Exercise inputs:
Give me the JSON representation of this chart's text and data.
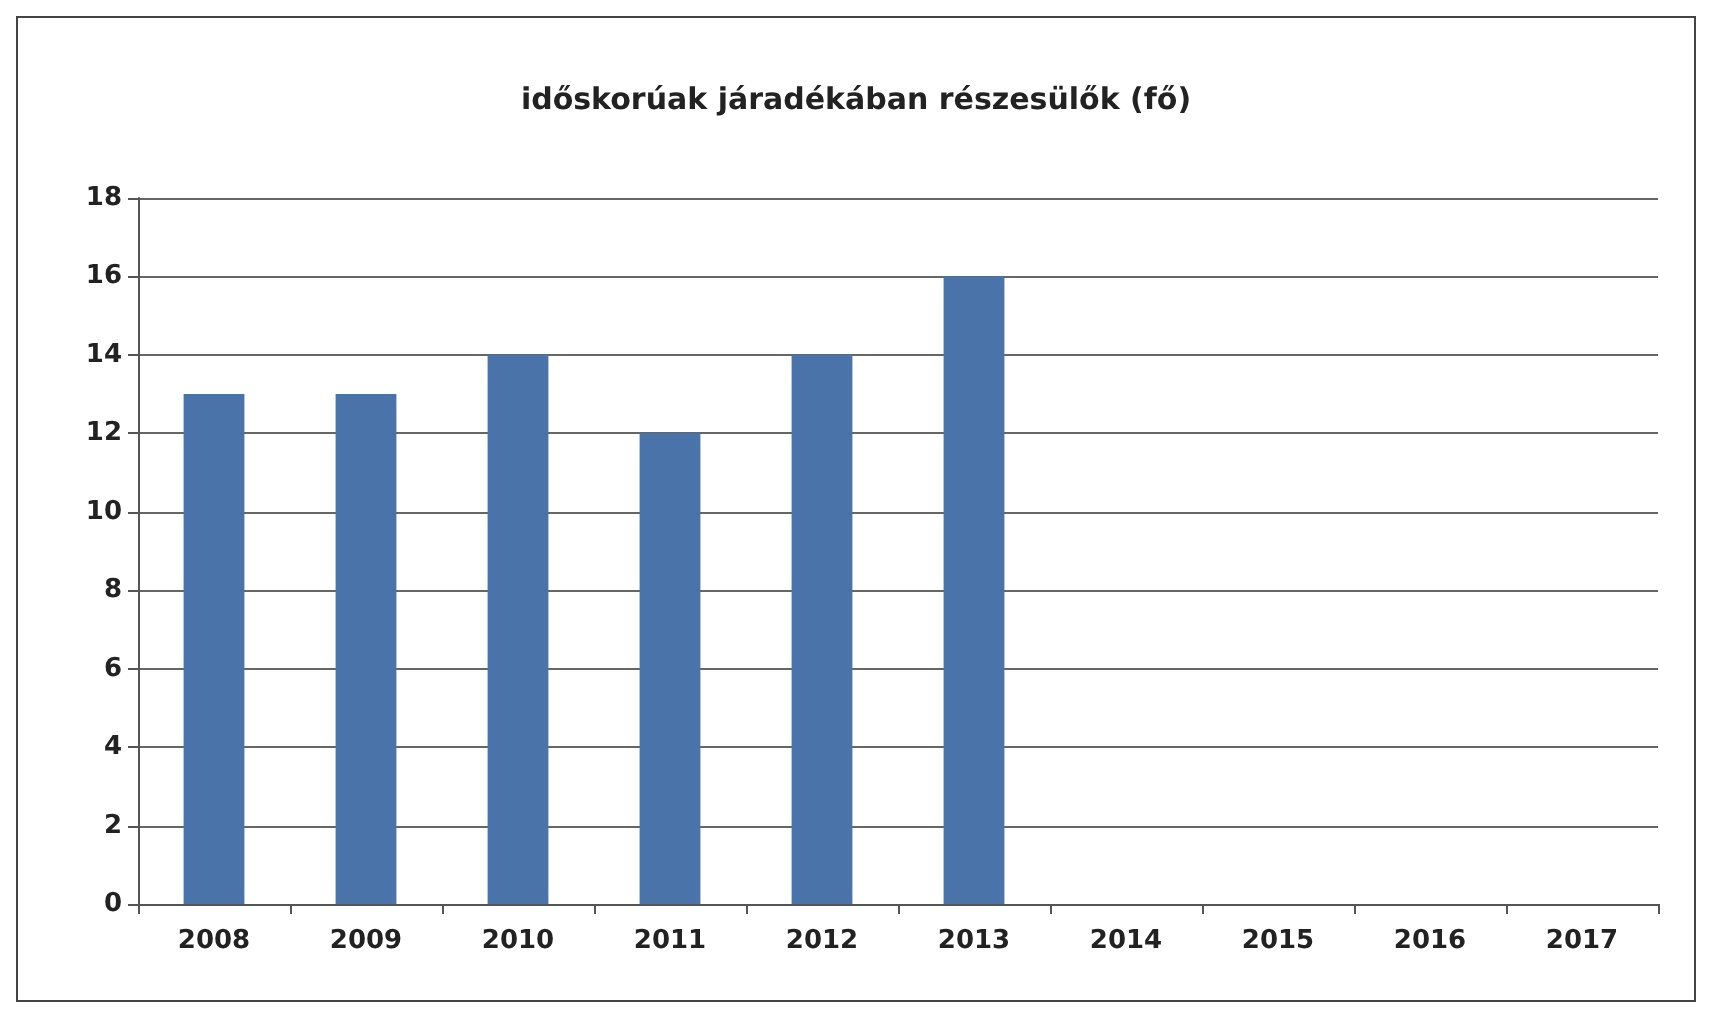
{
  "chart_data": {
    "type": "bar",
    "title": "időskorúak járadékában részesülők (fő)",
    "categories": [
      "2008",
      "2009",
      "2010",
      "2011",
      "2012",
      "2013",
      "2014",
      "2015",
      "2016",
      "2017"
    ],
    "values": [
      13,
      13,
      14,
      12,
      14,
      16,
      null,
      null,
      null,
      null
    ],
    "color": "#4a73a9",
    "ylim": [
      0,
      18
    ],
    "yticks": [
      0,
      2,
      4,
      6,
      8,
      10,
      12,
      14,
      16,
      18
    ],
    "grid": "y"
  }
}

Task details:
Leave out the pictures and print each record exactly as it stands.

The output:
Give me the JSON representation of this chart's text and data.
{
  "chart_data": {
    "type": "bar",
    "title": "időskorúak járadékában részesülők (fő)",
    "categories": [
      "2008",
      "2009",
      "2010",
      "2011",
      "2012",
      "2013",
      "2014",
      "2015",
      "2016",
      "2017"
    ],
    "values": [
      13,
      13,
      14,
      12,
      14,
      16,
      null,
      null,
      null,
      null
    ],
    "color": "#4a73a9",
    "ylim": [
      0,
      18
    ],
    "yticks": [
      0,
      2,
      4,
      6,
      8,
      10,
      12,
      14,
      16,
      18
    ],
    "grid": "y"
  }
}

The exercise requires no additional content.